** Begin Given data **

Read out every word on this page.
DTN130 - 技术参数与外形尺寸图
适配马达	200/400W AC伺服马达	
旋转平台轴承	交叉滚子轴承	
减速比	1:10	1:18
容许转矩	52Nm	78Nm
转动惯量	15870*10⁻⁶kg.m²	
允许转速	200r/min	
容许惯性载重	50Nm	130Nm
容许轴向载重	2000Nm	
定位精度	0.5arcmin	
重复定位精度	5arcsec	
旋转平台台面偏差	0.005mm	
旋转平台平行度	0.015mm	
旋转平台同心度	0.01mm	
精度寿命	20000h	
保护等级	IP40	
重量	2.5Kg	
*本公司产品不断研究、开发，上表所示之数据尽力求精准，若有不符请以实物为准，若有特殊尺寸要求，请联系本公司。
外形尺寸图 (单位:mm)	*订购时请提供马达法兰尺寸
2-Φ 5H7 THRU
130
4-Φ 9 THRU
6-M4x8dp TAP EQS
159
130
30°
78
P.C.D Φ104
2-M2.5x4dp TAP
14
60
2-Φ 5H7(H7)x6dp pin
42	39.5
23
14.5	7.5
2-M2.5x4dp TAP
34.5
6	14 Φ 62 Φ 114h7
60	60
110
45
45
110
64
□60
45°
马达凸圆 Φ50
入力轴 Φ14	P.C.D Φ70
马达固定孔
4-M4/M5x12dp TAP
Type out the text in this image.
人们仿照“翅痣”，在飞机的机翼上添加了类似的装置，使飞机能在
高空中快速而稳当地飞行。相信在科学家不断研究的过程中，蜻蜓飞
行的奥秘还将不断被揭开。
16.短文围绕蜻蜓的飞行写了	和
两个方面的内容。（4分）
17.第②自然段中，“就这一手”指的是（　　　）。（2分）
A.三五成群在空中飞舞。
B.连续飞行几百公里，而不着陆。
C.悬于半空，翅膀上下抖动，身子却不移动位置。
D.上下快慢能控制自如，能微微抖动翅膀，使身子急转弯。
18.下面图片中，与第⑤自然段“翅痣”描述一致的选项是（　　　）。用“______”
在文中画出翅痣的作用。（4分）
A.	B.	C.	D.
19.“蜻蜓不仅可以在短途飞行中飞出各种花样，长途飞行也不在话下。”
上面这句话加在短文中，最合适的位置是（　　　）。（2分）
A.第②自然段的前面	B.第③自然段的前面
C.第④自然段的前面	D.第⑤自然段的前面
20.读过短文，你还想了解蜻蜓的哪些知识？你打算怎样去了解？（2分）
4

** End Given data **

> **Instructions to follow**:
Write out the entries above once more, without altering anything.

> **The output**:
Read out every word on this page.
DTN130 - 技术参数与外形尺寸图
适配马达	200/400W AC伺服马达	
旋转平台轴承	交叉滚子轴承	
减速比	1:10	1:18
容许转矩	52Nm	78Nm
转动惯量	15870*10⁻⁶kg.m²	
允许转速	200r/min	
容许惯性载重	50Nm	130Nm
容许轴向载重	2000Nm	
定位精度	0.5arcmin	
重复定位精度	5arcsec	
旋转平台台面偏差	0.005mm	
旋转平台平行度	0.015mm	
旋转平台同心度	0.01mm	
精度寿命	20000h	
保护等级	IP40	
重量	2.5Kg	
*本公司产品不断研究、开发，上表所示之数据尽力求精准，若有不符请以实物为准，若有特殊尺寸要求，请联系本公司。
外形尺寸图 (单位:mm)	*订购时请提供马达法兰尺寸
2-Φ 5H7 THRU
130
4-Φ 9 THRU
6-M4x8dp TAP EQS
159
130
30°
78
P.C.D Φ104
2-M2.5x4dp TAP
14
60
2-Φ 5H7(H7)x6dp pin
42	39.5
23
14.5	7.5
2-M2.5x4dp TAP
34.5
6	14 Φ 62 Φ 114h7
60	60
110
45
45
110
64
□60
45°
马达凸圆 Φ50
入力轴 Φ14	P.C.D Φ70
马达固定孔
4-M4/M5x12dp TAP
Type out the text in this image.
人们仿照“翅痣”，在飞机的机翼上添加了类似的装置，使飞机能在
高空中快速而稳当地飞行。相信在科学家不断研究的过程中，蜻蜓飞
行的奥秘还将不断被揭开。
16.短文围绕蜻蜓的飞行写了	和
两个方面的内容。（4分）
17.第②自然段中，“就这一手”指的是（　　　）。（2分）
A.三五成群在空中飞舞。
B.连续飞行几百公里，而不着陆。
C.悬于半空，翅膀上下抖动，身子却不移动位置。
D.上下快慢能控制自如，能微微抖动翅膀，使身子急转弯。
18.下面图片中，与第⑤自然段“翅痣”描述一致的选项是（　　　）。用“______”
在文中画出翅痣的作用。（4分）
A.	B.	C.	D.
19.“蜻蜓不仅可以在短途飞行中飞出各种花样，长途飞行也不在话下。”
上面这句话加在短文中，最合适的位置是（　　　）。（2分）
A.第②自然段的前面	B.第③自然段的前面
C.第④自然段的前面	D.第⑤自然段的前面
20.读过短文，你还想了解蜻蜓的哪些知识？你打算怎样去了解？（2分）
4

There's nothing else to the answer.